**Data entries**

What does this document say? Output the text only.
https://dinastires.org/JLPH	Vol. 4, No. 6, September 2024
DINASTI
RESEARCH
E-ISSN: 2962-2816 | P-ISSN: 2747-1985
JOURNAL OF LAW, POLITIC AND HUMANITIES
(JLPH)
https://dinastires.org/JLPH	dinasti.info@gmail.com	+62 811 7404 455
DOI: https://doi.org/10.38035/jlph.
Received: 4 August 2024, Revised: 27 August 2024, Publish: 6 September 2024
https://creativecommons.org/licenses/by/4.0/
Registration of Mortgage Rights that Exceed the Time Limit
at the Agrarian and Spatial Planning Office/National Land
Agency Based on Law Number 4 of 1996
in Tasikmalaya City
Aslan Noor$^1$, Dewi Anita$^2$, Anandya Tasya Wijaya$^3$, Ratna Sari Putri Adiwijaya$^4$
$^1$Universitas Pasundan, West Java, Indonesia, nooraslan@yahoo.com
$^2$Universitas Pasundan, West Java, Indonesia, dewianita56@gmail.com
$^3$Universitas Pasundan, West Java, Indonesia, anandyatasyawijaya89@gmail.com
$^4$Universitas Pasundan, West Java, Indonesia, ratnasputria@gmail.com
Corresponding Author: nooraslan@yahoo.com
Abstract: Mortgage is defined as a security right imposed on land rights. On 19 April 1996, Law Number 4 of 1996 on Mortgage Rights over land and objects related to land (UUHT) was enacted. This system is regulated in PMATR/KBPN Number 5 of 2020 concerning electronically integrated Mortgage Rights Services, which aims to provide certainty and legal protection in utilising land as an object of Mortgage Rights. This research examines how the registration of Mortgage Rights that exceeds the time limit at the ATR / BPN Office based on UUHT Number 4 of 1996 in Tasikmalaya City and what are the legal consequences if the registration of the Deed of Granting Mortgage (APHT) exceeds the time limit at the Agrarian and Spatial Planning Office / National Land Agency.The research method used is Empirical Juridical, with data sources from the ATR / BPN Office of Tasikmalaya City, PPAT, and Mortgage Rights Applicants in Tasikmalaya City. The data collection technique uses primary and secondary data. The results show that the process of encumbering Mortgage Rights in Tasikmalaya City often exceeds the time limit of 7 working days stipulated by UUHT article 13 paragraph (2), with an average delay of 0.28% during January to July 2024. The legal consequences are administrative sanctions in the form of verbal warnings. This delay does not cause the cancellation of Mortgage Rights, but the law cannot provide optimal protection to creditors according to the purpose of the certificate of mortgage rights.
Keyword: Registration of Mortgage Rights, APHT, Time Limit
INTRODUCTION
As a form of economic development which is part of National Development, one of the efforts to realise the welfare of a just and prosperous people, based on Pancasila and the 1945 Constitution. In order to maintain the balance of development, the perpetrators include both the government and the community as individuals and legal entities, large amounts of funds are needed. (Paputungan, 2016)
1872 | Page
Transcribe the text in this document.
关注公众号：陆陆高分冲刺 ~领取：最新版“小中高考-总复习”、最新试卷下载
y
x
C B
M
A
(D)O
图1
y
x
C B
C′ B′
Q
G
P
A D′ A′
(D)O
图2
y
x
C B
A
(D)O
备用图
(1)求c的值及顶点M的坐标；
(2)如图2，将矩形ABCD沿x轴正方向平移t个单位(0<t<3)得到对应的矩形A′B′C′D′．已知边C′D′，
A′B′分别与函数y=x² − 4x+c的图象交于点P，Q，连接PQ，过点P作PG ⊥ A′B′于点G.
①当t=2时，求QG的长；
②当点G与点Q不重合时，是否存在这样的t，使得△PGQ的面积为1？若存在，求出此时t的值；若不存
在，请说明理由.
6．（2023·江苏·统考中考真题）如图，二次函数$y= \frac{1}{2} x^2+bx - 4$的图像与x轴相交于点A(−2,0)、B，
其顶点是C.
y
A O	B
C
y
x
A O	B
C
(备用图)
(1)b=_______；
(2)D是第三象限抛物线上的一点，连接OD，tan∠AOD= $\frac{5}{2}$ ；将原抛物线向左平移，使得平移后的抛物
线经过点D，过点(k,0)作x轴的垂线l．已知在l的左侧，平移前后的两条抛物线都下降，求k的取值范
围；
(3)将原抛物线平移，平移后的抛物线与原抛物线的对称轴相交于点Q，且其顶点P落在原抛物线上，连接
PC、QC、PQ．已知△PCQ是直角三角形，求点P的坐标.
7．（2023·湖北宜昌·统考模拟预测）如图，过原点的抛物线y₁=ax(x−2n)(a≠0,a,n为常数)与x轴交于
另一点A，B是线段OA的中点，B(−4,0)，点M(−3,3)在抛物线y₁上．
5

**Do this**
The records above must be output exactly, in full.

**Response**
What does this document say? Output the text only.
https://dinastires.org/JLPH	Vol. 4, No. 6, September 2024
DINASTI
RESEARCH
E-ISSN: 2962-2816 | P-ISSN: 2747-1985
JOURNAL OF LAW, POLITIC AND HUMANITIES
(JLPH)
https://dinastires.org/JLPH	dinasti.info@gmail.com	+62 811 7404 455
DOI: https://doi.org/10.38035/jlph.
Received: 4 August 2024, Revised: 27 August 2024, Publish: 6 September 2024
https://creativecommons.org/licenses/by/4.0/
Registration of Mortgage Rights that Exceed the Time Limit
at the Agrarian and Spatial Planning Office/National Land
Agency Based on Law Number 4 of 1996
in Tasikmalaya City
Aslan Noor$^1$, Dewi Anita$^2$, Anandya Tasya Wijaya$^3$, Ratna Sari Putri Adiwijaya$^4$
$^1$Universitas Pasundan, West Java, Indonesia, nooraslan@yahoo.com
$^2$Universitas Pasundan, West Java, Indonesia, dewianita56@gmail.com
$^3$Universitas Pasundan, West Java, Indonesia, anandyatasyawijaya89@gmail.com
$^4$Universitas Pasundan, West Java, Indonesia, ratnasputria@gmail.com
Corresponding Author: nooraslan@yahoo.com
Abstract: Mortgage is defined as a security right imposed on land rights. On 19 April 1996, Law Number 4 of 1996 on Mortgage Rights over land and objects related to land (UUHT) was enacted. This system is regulated in PMATR/KBPN Number 5 of 2020 concerning electronically integrated Mortgage Rights Services, which aims to provide certainty and legal protection in utilising land as an object of Mortgage Rights. This research examines how the registration of Mortgage Rights that exceeds the time limit at the ATR / BPN Office based on UUHT Number 4 of 1996 in Tasikmalaya City and what are the legal consequences if the registration of the Deed of Granting Mortgage (APHT) exceeds the time limit at the Agrarian and Spatial Planning Office / National Land Agency.The research method used is Empirical Juridical, with data sources from the ATR / BPN Office of Tasikmalaya City, PPAT, and Mortgage Rights Applicants in Tasikmalaya City. The data collection technique uses primary and secondary data. The results show that the process of encumbering Mortgage Rights in Tasikmalaya City often exceeds the time limit of 7 working days stipulated by UUHT article 13 paragraph (2), with an average delay of 0.28% during January to July 2024. The legal consequences are administrative sanctions in the form of verbal warnings. This delay does not cause the cancellation of Mortgage Rights, but the law cannot provide optimal protection to creditors according to the purpose of the certificate of mortgage rights.
Keyword: Registration of Mortgage Rights, APHT, Time Limit
INTRODUCTION
As a form of economic development which is part of National Development, one of the efforts to realise the welfare of a just and prosperous people, based on Pancasila and the 1945 Constitution. In order to maintain the balance of development, the perpetrators include both the government and the community as individuals and legal entities, large amounts of funds are needed. (Paputungan, 2016)
1872 | Page
Transcribe the text in this document.
关注公众号：陆陆高分冲刺 ~领取：最新版“小中高考-总复习”、最新试卷下载
y
x
C B
M
A
(D)O
图1
y
x
C B
C′ B′
Q
G
P
A D′ A′
(D)O
图2
y
x
C B
A
(D)O
备用图
(1)求c的值及顶点M的坐标；
(2)如图2，将矩形ABCD沿x轴正方向平移t个单位(0<t<3)得到对应的矩形A′B′C′D′．已知边C′D′，
A′B′分别与函数y=x² − 4x+c的图象交于点P，Q，连接PQ，过点P作PG ⊥ A′B′于点G.
①当t=2时，求QG的长；
②当点G与点Q不重合时，是否存在这样的t，使得△PGQ的面积为1？若存在，求出此时t的值；若不存
在，请说明理由.
6．（2023·江苏·统考中考真题）如图，二次函数$y= \frac{1}{2} x^2+bx - 4$的图像与x轴相交于点A(−2,0)、B，
其顶点是C.
y
A O	B
C
y
x
A O	B
C
(备用图)
(1)b=_______；
(2)D是第三象限抛物线上的一点，连接OD，tan∠AOD= $\frac{5}{2}$ ；将原抛物线向左平移，使得平移后的抛物
线经过点D，过点(k,0)作x轴的垂线l．已知在l的左侧，平移前后的两条抛物线都下降，求k的取值范
围；
(3)将原抛物线平移，平移后的抛物线与原抛物线的对称轴相交于点Q，且其顶点P落在原抛物线上，连接
PC、QC、PQ．已知△PCQ是直角三角形，求点P的坐标.
7．（2023·湖北宜昌·统考模拟预测）如图，过原点的抛物线y₁=ax(x−2n)(a≠0,a,n为常数)与x轴交于
另一点A，B是线段OA的中点，B(−4,0)，点M(−3,3)在抛物线y₁上．
5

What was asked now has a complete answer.